[start of Passage]

Acoustic vs Hydrodynamic Cavitation for Mixing Applications
Cavitation for Mixing and Blending: Is there a difference between acoustic and hydrodynamic cavitation? And why might one cavitation technology be better for your process?
Acoustic cavitation – also known as ultrasonic cavitation – and hydrodynamic cavitation are both forms of cavitation, which is the process of growth and collapse of vacuum cavities in a liquid. Acoustic cavitation occurs when a liquid is subjected to high-intensity ultrasound waves, while hydrodynamic cavitation occurs when a liquid streams through a constriction or around an obstacle (e.g. Venturi nozzle), causing the pressure to drop and vapour cavities to form.
Cavitational shear forces are used for homogenizing, mixing, dispersing, emulsification, cell disruption as well as for initiating and intensifying chemical reactions.
Learn here what differences exist between acoustic and hydrodynamic cavitation and why you might want choose a probe-type ultrasonicator for your cavitation-driven process:
Advantages of Acoustic Cavitation over Hydrodynamic Cavitation
- More efficient: Acoustic cavitation is generally more efficient at producing vacuum cavities, as the energy required to produce cavitation is typically lower than in hydrodynamic cavitation. Therefore, ultrasound-based cavitators and cavitation reactors are more energy-efficient and economical. Ultrasound is the most energy-efficient method to produce cavitation. Acoustic / ultrasonic cavitation generated by probe-ultrasonicators prevents the creation of unnecessary friction. The ultrasonic probe oscillates perpendicularly preventing the generation unnecessary, energy-wasting friction. In contrast to acoustic cavitation, hydrodynamic cavitation uses rotor-stator or nozzle systems to generate cavitation. Both techniques – rotor-stators and nozzles – cause friction as the motor has to drive large mechanical parts. If studies claim energy efficiency of hydrodynamic cavitations, they only take the nominal power of the respective technology into consideration and neglect the actual power consumption. Those studies normally do not consider the loss of friction energy which is a well known and undesired effect of hydrodynamic cavitation technologies.

[end of Passage]
[start of Records provided]

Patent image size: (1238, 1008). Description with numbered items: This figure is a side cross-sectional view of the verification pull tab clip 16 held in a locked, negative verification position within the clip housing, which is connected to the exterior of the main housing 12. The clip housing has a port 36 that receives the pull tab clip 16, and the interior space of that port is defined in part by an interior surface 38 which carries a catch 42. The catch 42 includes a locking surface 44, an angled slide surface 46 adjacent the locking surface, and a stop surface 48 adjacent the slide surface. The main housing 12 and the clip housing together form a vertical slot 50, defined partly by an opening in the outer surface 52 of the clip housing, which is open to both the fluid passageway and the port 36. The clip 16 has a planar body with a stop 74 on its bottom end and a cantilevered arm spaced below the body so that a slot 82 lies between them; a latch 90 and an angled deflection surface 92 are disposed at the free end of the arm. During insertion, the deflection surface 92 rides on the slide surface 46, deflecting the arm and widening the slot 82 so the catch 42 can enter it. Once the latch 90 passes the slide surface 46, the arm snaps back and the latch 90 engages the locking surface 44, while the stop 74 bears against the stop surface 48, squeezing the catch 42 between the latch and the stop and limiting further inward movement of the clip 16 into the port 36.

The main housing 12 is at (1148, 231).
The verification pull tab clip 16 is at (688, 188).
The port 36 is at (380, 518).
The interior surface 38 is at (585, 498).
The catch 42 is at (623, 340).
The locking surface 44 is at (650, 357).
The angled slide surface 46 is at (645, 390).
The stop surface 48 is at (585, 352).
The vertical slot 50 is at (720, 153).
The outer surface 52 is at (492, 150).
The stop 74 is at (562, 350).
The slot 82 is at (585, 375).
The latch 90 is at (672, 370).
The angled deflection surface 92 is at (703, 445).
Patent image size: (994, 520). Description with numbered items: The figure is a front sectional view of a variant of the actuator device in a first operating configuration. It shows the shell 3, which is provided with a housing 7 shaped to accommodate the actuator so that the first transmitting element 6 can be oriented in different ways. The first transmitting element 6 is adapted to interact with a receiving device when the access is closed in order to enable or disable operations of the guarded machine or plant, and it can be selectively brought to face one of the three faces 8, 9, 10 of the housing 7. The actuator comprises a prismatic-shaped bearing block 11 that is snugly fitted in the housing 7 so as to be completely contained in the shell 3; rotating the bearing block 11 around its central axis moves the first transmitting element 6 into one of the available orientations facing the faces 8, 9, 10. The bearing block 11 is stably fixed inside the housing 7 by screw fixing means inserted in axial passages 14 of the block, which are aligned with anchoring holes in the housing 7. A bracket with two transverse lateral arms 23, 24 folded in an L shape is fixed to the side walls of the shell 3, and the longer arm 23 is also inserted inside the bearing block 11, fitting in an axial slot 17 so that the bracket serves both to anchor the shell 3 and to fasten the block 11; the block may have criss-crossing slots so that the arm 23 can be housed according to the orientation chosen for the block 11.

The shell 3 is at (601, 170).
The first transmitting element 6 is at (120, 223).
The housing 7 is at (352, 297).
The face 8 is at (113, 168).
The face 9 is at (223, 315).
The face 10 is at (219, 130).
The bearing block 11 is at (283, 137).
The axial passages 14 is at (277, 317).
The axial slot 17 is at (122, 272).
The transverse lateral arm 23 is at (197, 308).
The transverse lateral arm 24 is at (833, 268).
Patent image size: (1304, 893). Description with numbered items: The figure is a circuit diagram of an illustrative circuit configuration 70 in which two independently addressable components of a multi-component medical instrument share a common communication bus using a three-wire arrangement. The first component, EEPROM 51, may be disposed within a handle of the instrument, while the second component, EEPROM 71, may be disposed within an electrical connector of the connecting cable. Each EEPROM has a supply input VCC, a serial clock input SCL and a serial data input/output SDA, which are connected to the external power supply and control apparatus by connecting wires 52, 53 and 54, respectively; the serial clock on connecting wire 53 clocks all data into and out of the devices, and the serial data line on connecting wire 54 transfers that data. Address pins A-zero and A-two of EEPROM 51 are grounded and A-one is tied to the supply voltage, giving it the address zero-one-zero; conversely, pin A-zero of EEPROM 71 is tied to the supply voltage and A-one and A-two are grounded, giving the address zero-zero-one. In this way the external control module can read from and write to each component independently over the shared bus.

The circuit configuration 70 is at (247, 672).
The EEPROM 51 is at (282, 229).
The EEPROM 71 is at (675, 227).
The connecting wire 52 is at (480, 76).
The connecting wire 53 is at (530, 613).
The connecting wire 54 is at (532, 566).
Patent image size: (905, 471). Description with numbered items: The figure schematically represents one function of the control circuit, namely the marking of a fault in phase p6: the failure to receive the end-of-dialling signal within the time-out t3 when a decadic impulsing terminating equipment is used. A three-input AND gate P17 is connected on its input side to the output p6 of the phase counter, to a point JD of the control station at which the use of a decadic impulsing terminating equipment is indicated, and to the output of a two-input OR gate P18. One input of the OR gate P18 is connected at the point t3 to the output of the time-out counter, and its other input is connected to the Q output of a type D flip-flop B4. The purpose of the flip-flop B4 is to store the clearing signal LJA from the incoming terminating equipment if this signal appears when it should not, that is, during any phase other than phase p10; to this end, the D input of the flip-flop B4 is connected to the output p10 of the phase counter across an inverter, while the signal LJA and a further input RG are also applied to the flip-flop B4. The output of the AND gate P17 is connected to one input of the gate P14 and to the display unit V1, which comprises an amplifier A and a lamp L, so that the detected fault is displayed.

[end of Records provided]

Your tasks
1. Could you write out the records word for word, starting at the line that contains "Patent image size: (1304, 893)." and ending at the line that contains "The connecting wire 54 is at (532, 566)."?
2. What comes next in the article comparing acoustic and hydrodynamic cavitation? Write the continuation, picking up right after its final sentence.

Expected answers
1.
Patent image size: (1304, 893). Description with numbered items: The figure is a circuit diagram of an illustrative circuit configuration 70 in which two independently addressable components of a multi-component medical instrument share a common communication bus using a three-wire arrangement. The first component, EEPROM 51, may be disposed within a handle of the instrument, while the second component, EEPROM 71, may be disposed within an electrical connector of the connecting cable. Each EEPROM has a supply input VCC, a serial clock input SCL and a serial data input/output SDA, which are connected to the external power supply and control apparatus by connecting wires 52, 53 and 54, respectively; the serial clock on connecting wire 53 clocks all data into and out of the devices, and the serial data line on connecting wire 54 transfers that data. Address pins A-zero and A-two of EEPROM 51 are grounded and A-one is tied to the supply voltage, giving it the address zero-one-zero; conversely, pin A-zero of EEPROM 71 is tied to the supply voltage and A-one and A-two are grounded, giving the address zero-zero-one. In this way the external control module can read from and write to each component independently over the shared bus.

The circuit configuration 70 is at (247, 672).
The EEPROM 51 is at (282, 229).
The EEPROM 71 is at (675, 227).
The connecting wire 52 is at (480, 76).
The connecting wire 53 is at (530, 613).
The connecting wire 54 is at (532, 566).

2.
- Greater control: Acoustic cavitation can be more easily controlled and regulated, as the intensity of the ultrasound waves can be precisely adjusted to produce the desired level of cavitation. In contrast, hydrodynamic cavitation is more difficult to control, as it depends on the flow characteristics of the liquid and the geometry of the constriction or obstacle. Additionally, nozzles are prone to clog, which results in process interruptions and labour-intense cleaning.
- Can handle almost all materials: Whilst a Venturi nozzle and other hydrodynamic flow reactors have difficulties to handle solids and especially abrasive materials, ultrasonic cavitators can reliably process almost any type of material. Ultrasonic cavitation reactors can homogenize even high solid loads, abrasive particles and fibrous materials without clogging.
- Greater stability: Acoustic cavitation is generally more stable than hydrodynamic cavitation, as the vapour cavities produced by acoustic cavitation tend to be more uniformly distributed throughout the liquid. In contrast, hydrodynamic cavitation can produce vapour cavities that are highly localized and can lead to uneven or unstable flow patterns.
- Greater versatility: Acoustic / ultrasonic cavitation can be used in a wide range of applications, including homogenization, mixing, dispersing, emulsification, extraction, lysis and cell disintegration as well as for sonochemistry. In contrast, hydrodynamic cavitation is primarily designed for flow control and fluid mechanics applications.
Overall, acoustic cavitation offers greater control, efficiency, stability, and versatility compared to hydrodynamic cavitation, making it a very useful technique for numerous industrial applications.
Ultrasonic Cavitation Reactors
Hielscher Ultrasonics offers you a variety of industrial grade ultrasonic probes and cavitation reactors. All Hielscher ultrasonicators and cavitation reactors are designed for high-intensity applications and 24/7 operation under full load.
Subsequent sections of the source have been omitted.